Python Pandas Basics
Introduction
Pandas is one of the most essential libraries for data manipulation and analysis in Python. It provides powerful data structures and functions that make working with structured data intuitive and efficient. Whether you're analyzing financial data, processing survey results, or preparing datasets for machine learning, Pandas is likely to be a core tool in your Python data science workflow.
In this tutorial, we'll cover the fundamentals of Pandas, focusing on:
- What Pandas is and why it's important
- Core Pandas data structures: Series and DataFrame
- Basic data operations and manipulations
- Reading and writing data with Pandas
- Essential data analysis functionality
Getting Started with Pandas
Installation
Before we begin, you'll need to install Pandas. If you haven't already installed it, you can do so using pip:
pip install pandas
For data visualization capabilities that we'll use in some examples, you might also want to install Matplotlib:
pip install matplotlib
Importing Pandas
To use Pandas in your Python script or notebook, import it with the conventional alias pd
:
import pandas as pd
import numpy as np # Often used alongside Pandas
Core Pandas Data Structures
Series
A Series is a one-dimensional labeled array that can hold any data type. Think of it as a single column of data with an index.
Creating a Series
# Creating a Series from a list
s = pd.Series([10, 20, 30, 40])
print(s)
Output:
0 10
1 20
2 30
3 40
dtype: int64
You can also create a Series with a custom index:
s = pd.Series([10, 20, 30, 40], index=['a', 'b', 'c', 'd'])
print(s)
Output:
a 10
b 20
c 30
d 40
dtype: int64
Accessing Elements in a Series
# Access by index label
print(s['a'])
# Access by position
print(s[0])
# Multiple elements
print(s[['a', 'c']])
# Slicing
print(s['a':'c'])
Output:
10
10
a 10
c 30
dtype: int64
a 10
b 20
c 30
dtype: int64
DataFrame
A DataFrame is a two-dimensional labeled data structure with columns that can be of different types. It's similar to a spreadsheet or SQL table.
Creating a DataFrame
# Creating a DataFrame from a dictionary
data = {
'Name': ['John', 'Anna', 'Peter', 'Linda'],
'Age': [28, 34, 29, 32],
'City': ['New York', 'Paris', 'Berlin', 'London']
}
df = pd.DataFrame(data)

+---+

▸ Set problem 1
Name every topic the Pandas tutorial says it will cover in its introduction.
▸ Set problem 2
Copy everything in the Pandas tutorial from "Python Pandas Basics" down to "data science workflow.".
Answer from the Pandas tutorial alone.

(Layout element entries)

+---+

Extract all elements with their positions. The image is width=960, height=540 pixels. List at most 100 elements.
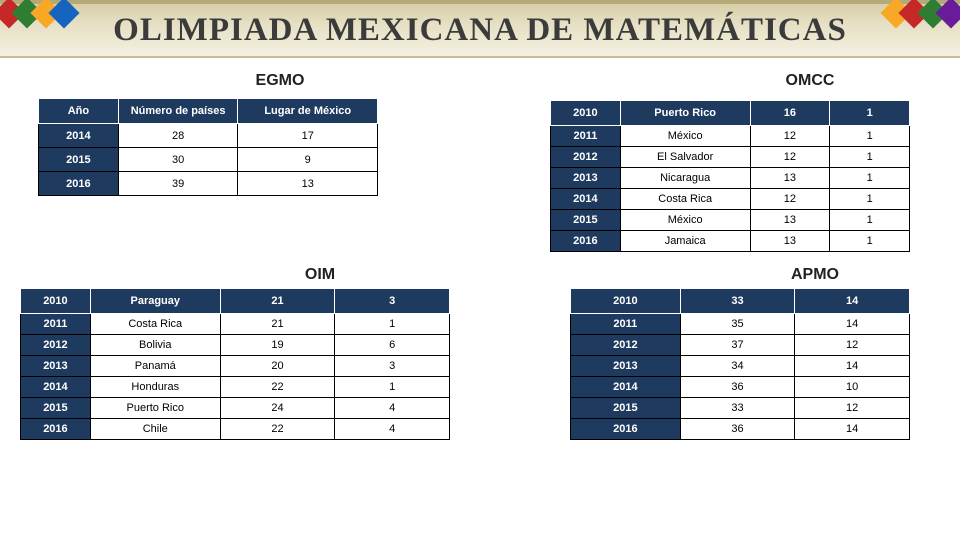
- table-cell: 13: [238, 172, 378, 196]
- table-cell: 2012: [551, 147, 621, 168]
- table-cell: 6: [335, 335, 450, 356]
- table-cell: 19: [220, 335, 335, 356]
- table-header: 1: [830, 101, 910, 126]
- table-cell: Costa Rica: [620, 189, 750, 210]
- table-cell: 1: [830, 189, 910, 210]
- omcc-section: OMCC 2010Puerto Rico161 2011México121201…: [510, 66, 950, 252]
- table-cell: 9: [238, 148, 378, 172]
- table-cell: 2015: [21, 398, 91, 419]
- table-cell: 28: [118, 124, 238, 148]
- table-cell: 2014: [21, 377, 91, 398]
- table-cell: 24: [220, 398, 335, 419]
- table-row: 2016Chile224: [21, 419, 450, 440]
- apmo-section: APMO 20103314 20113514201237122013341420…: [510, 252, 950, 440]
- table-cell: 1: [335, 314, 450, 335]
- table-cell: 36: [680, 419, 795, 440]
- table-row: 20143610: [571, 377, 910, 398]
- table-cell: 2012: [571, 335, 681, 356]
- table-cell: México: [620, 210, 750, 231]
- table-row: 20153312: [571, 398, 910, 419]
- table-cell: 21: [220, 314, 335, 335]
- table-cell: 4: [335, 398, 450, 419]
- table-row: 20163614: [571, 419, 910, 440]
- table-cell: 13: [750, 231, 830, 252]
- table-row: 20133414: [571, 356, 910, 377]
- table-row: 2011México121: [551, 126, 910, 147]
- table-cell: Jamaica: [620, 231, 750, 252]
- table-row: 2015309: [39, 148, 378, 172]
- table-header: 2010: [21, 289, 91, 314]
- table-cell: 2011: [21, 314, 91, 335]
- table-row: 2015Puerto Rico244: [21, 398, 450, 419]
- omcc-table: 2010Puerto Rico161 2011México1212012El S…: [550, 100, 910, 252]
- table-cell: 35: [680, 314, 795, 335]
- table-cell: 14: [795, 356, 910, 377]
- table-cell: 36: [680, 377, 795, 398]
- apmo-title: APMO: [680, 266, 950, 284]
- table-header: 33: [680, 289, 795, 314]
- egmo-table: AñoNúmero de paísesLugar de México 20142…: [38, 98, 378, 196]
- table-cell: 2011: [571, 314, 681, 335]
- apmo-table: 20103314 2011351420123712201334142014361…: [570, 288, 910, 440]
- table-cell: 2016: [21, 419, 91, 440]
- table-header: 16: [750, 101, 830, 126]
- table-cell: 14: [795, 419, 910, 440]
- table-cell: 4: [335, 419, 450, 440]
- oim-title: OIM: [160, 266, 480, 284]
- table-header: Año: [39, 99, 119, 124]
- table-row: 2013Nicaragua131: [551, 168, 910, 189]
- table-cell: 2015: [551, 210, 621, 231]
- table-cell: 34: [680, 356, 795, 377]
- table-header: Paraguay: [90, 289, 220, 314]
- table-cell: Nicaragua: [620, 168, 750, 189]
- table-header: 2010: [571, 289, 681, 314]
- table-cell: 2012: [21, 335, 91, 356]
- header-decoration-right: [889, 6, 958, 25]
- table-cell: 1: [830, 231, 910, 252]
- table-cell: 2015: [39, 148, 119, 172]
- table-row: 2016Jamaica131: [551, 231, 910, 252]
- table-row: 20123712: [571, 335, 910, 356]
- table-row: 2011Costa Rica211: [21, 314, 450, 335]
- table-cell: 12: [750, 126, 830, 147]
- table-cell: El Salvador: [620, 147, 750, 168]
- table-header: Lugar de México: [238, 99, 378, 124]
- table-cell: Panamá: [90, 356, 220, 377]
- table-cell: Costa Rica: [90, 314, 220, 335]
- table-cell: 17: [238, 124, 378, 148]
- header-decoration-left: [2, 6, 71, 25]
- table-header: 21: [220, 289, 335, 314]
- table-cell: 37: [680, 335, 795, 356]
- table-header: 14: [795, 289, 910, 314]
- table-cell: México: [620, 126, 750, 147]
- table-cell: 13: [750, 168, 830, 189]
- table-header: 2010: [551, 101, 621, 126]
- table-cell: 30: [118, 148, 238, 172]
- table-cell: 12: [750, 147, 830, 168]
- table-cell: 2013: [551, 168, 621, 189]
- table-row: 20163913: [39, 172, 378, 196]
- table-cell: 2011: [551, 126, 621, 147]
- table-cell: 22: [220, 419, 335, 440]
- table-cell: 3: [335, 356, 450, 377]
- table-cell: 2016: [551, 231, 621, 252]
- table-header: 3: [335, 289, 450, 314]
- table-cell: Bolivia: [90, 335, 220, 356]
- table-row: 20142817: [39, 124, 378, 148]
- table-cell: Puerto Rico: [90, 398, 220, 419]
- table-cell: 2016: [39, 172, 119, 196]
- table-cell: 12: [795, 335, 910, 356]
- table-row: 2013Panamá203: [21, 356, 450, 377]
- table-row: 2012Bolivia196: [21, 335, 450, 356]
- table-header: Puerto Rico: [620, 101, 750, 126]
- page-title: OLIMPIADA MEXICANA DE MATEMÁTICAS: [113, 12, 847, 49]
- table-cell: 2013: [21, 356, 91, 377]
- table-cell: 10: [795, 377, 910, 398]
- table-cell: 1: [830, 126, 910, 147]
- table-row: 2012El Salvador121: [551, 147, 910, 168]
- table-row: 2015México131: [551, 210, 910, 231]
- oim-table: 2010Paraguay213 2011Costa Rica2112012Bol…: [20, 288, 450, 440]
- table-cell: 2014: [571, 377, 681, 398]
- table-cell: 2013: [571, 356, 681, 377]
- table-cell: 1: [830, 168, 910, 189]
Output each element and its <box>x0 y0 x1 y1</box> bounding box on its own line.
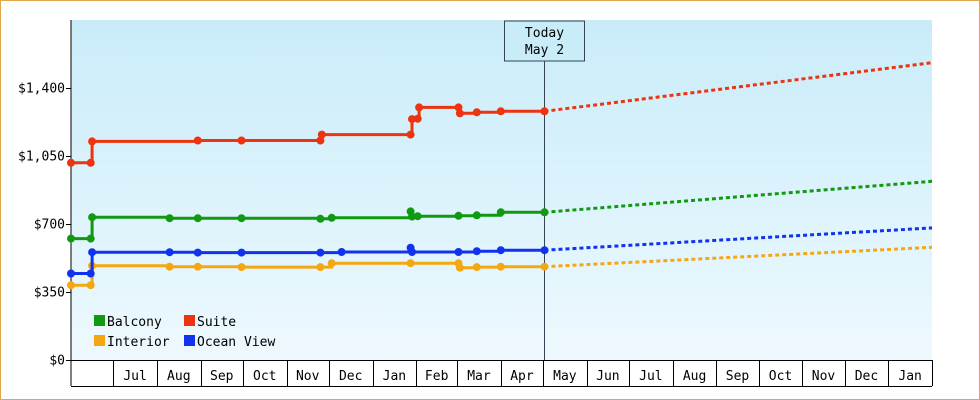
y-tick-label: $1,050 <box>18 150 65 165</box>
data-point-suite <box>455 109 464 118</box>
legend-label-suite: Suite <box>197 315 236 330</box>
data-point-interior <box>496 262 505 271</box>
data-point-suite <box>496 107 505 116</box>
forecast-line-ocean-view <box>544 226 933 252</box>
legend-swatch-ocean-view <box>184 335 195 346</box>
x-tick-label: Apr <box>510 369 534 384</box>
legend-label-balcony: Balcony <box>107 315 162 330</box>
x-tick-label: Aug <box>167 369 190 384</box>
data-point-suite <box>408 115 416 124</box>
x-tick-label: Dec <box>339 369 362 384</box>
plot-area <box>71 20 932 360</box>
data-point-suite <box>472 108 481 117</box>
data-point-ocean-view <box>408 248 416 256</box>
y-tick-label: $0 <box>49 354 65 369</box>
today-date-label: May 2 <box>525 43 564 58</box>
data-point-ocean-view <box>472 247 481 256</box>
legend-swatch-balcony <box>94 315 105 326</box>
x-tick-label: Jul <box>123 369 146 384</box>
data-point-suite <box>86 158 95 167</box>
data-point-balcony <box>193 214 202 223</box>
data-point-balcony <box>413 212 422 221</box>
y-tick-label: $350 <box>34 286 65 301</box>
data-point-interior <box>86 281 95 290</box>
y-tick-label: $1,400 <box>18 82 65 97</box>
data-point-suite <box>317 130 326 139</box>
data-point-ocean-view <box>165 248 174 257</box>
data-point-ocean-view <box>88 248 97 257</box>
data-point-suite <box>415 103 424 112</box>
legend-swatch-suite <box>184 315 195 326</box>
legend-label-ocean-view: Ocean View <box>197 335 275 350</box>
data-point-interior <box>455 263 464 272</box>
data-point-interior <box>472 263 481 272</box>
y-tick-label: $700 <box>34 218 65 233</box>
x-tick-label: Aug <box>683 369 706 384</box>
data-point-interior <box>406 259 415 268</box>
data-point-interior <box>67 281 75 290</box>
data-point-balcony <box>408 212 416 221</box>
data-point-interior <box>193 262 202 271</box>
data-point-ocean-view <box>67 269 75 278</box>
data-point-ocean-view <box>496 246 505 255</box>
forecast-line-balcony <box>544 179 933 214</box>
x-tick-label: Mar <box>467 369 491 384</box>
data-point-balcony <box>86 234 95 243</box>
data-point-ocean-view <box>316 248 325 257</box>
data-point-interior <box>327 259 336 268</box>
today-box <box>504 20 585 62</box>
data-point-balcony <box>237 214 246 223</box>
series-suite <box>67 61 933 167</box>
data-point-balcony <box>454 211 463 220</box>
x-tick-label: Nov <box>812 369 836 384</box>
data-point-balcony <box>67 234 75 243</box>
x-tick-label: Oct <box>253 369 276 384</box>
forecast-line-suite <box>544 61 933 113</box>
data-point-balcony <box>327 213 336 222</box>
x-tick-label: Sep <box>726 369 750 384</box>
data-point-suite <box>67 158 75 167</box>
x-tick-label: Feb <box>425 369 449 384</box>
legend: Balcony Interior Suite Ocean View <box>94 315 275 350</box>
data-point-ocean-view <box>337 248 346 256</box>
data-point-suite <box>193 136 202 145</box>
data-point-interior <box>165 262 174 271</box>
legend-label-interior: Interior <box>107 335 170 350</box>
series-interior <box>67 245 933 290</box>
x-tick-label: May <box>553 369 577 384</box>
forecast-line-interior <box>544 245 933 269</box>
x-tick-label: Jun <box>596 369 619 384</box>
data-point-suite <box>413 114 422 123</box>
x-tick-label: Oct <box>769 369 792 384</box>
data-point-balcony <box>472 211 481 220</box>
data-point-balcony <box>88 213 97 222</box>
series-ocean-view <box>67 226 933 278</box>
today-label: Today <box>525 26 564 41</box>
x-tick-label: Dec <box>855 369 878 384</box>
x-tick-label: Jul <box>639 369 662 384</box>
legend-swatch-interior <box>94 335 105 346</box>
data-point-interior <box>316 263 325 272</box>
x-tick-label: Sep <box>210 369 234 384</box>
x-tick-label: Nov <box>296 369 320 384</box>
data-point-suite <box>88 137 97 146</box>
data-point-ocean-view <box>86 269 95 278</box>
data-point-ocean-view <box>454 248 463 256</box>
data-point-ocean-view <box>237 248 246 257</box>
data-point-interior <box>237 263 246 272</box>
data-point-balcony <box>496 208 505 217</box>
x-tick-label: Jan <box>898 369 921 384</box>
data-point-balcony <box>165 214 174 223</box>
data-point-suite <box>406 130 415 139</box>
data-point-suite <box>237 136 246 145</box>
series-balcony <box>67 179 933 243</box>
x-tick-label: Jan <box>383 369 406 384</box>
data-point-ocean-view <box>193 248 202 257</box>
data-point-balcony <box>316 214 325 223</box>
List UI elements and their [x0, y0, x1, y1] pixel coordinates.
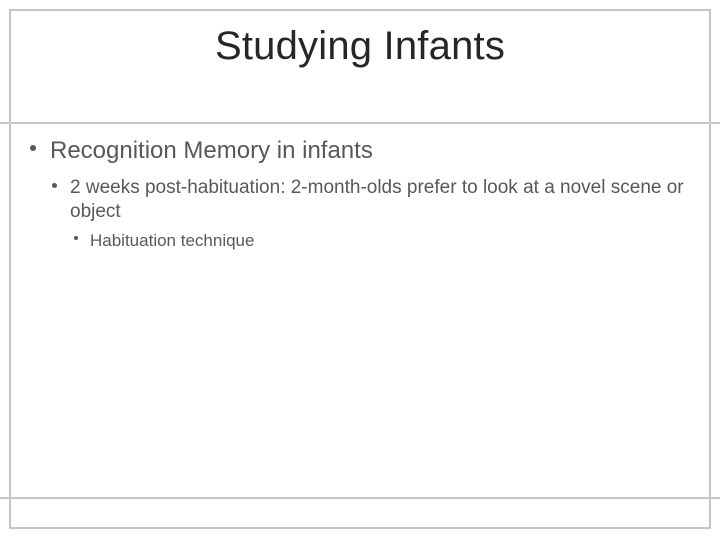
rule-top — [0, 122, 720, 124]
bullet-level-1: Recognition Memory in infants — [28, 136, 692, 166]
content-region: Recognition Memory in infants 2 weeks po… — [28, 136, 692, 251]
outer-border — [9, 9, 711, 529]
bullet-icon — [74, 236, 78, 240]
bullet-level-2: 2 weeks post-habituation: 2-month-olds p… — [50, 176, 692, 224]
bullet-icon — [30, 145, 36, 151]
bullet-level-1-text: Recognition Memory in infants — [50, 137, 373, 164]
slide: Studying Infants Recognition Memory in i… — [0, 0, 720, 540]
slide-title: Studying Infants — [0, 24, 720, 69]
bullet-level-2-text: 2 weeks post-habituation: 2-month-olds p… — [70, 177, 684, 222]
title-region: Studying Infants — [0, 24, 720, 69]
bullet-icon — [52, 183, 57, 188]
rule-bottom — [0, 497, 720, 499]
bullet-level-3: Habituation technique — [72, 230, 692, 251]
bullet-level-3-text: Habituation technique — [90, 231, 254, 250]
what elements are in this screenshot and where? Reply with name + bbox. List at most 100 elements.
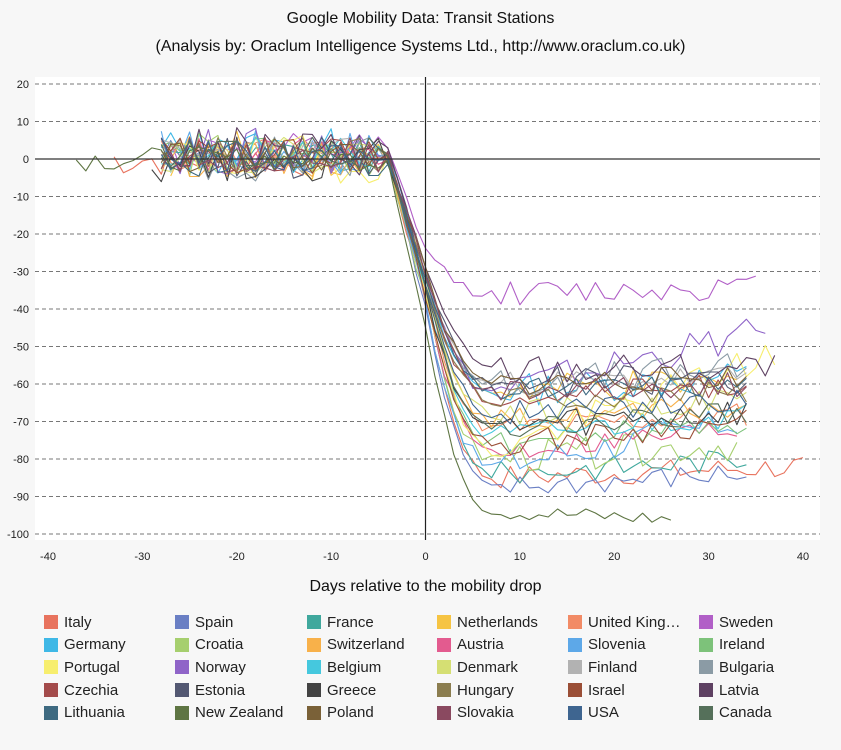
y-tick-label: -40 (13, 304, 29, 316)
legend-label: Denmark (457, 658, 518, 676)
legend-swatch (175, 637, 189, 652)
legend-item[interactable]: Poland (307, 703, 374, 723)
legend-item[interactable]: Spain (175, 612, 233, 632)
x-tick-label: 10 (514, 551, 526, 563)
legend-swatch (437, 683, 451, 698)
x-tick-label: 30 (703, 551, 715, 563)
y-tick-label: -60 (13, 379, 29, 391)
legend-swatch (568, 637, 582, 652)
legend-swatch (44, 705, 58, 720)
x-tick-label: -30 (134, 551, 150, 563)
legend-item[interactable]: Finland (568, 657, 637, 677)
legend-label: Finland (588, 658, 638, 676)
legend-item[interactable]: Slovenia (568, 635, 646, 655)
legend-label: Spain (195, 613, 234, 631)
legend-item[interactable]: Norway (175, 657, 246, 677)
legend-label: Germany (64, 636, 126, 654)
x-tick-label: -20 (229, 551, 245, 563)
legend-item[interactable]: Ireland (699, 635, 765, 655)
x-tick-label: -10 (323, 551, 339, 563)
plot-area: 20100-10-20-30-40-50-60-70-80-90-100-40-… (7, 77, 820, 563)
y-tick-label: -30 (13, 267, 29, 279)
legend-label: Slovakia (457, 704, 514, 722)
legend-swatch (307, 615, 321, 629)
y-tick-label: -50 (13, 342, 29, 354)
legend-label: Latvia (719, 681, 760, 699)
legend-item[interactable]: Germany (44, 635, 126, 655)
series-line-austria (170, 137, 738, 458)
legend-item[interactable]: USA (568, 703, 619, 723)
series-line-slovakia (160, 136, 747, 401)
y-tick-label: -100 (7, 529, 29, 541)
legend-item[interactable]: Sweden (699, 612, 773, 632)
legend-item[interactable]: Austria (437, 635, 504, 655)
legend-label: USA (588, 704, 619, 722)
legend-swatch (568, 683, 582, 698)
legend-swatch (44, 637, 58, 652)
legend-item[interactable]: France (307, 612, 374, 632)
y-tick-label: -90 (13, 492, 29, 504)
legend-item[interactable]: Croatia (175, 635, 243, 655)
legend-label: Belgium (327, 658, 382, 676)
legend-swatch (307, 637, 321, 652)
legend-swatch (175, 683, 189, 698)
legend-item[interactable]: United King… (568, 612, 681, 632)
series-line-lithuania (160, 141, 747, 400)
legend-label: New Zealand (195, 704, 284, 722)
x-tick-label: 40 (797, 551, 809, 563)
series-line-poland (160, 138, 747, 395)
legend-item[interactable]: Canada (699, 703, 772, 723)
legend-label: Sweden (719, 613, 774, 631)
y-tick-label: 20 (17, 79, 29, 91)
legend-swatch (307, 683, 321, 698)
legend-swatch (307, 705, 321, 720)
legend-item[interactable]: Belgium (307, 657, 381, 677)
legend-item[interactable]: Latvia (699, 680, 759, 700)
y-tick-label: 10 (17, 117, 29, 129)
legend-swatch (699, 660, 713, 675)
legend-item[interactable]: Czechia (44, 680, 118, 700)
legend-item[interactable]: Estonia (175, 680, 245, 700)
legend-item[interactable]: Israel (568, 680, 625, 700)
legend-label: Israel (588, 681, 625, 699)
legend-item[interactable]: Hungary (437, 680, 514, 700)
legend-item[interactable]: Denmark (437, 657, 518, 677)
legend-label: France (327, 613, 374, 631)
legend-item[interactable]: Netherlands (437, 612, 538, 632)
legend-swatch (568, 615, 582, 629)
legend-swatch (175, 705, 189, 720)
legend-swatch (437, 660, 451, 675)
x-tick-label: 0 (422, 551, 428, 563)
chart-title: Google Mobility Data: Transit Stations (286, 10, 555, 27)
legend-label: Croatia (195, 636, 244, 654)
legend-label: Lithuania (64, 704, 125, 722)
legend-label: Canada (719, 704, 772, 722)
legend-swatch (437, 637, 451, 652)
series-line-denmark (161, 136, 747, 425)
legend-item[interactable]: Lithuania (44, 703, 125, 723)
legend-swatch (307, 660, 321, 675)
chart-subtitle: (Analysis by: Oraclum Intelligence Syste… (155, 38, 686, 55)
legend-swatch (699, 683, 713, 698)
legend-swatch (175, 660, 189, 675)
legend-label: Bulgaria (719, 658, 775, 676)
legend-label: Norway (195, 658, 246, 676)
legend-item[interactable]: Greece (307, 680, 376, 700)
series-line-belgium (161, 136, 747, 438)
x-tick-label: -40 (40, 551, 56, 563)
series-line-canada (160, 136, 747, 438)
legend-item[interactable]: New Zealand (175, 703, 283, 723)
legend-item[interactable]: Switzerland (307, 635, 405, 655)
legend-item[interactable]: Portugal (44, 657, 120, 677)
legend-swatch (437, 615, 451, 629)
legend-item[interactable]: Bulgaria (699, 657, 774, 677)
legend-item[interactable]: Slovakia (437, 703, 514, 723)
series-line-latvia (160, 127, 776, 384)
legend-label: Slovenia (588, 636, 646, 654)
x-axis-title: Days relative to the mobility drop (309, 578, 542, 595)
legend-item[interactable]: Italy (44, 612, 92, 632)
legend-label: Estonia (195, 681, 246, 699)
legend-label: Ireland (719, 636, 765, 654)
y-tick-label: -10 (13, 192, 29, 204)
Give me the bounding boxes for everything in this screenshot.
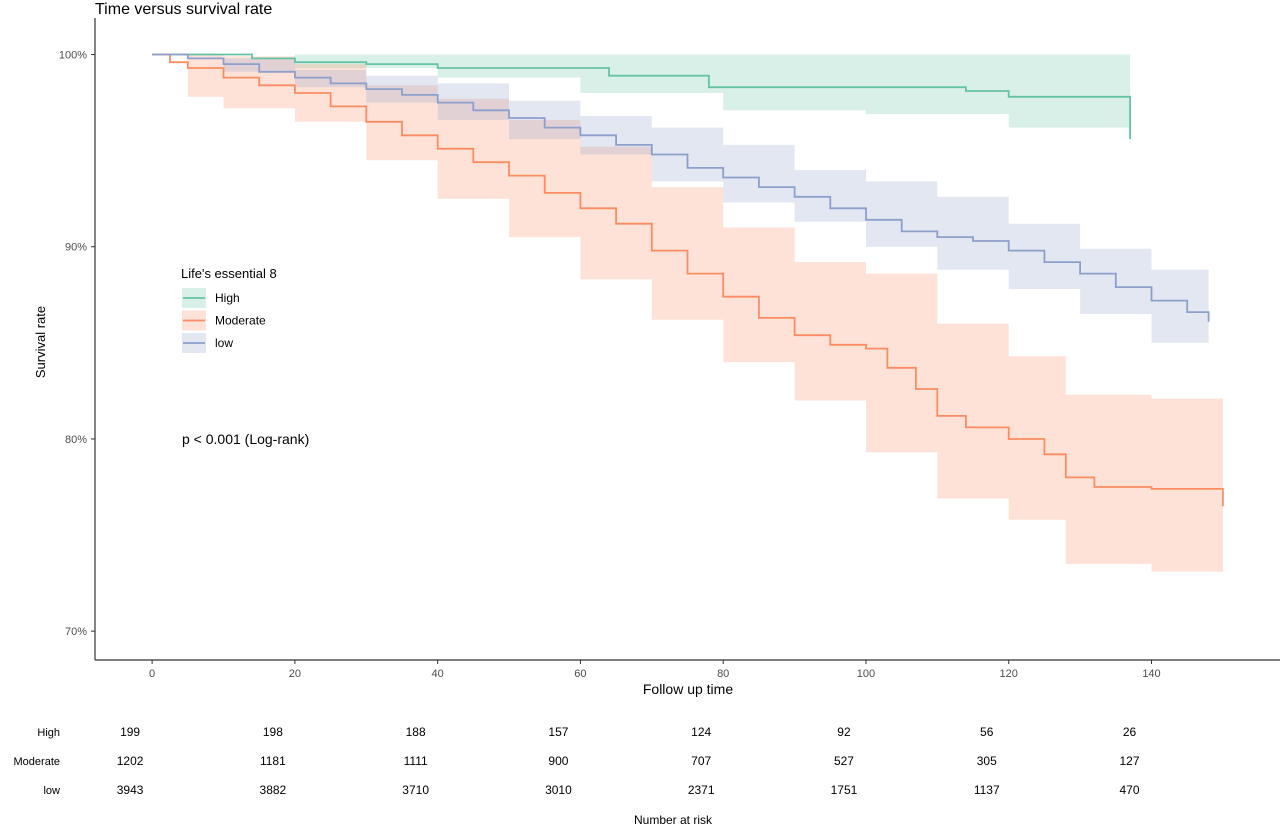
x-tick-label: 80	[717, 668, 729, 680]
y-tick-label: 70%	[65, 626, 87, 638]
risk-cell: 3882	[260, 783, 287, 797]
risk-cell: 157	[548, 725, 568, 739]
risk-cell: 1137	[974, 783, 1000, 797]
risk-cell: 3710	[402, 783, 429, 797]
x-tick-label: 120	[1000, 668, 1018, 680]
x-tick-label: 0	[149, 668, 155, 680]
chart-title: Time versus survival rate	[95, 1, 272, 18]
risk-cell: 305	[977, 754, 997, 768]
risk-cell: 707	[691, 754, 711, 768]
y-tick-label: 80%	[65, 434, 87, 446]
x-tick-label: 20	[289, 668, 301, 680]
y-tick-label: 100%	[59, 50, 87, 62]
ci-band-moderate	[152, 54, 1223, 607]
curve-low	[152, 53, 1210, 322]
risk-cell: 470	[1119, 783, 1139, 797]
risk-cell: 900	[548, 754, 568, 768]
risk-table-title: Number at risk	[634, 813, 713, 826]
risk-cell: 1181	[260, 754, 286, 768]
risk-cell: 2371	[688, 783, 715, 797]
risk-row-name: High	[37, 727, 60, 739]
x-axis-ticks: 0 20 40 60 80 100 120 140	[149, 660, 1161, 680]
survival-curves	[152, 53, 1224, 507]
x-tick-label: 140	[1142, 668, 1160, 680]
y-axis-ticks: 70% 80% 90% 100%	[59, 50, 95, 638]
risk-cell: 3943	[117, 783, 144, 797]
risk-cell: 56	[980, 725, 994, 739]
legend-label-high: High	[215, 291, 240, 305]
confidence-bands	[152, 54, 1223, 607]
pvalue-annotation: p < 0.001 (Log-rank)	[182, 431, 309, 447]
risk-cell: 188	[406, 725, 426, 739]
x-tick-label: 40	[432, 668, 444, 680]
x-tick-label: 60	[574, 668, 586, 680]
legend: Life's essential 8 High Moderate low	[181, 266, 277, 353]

+---+

▸ Full solution 1
- What Pandas is and why it's important
- Core Pandas data structures: Series and DataFrame
- Basic data operations and manipulations
- Reading and writing data with Pandas
- Essential data analysis functionality

▸ Full solution 2
Python Pandas Basics
Introduction
Pandas is one of the most essential libraries for data manipulation and analysis in Python. It provides powerful data structures and functions that make working with structured data intuitive and efficient. Whether you're analyzing financial data, processing survey results, or preparing datasets for machine learning, Pandas is likely to be a core tool in your Python data science workflow.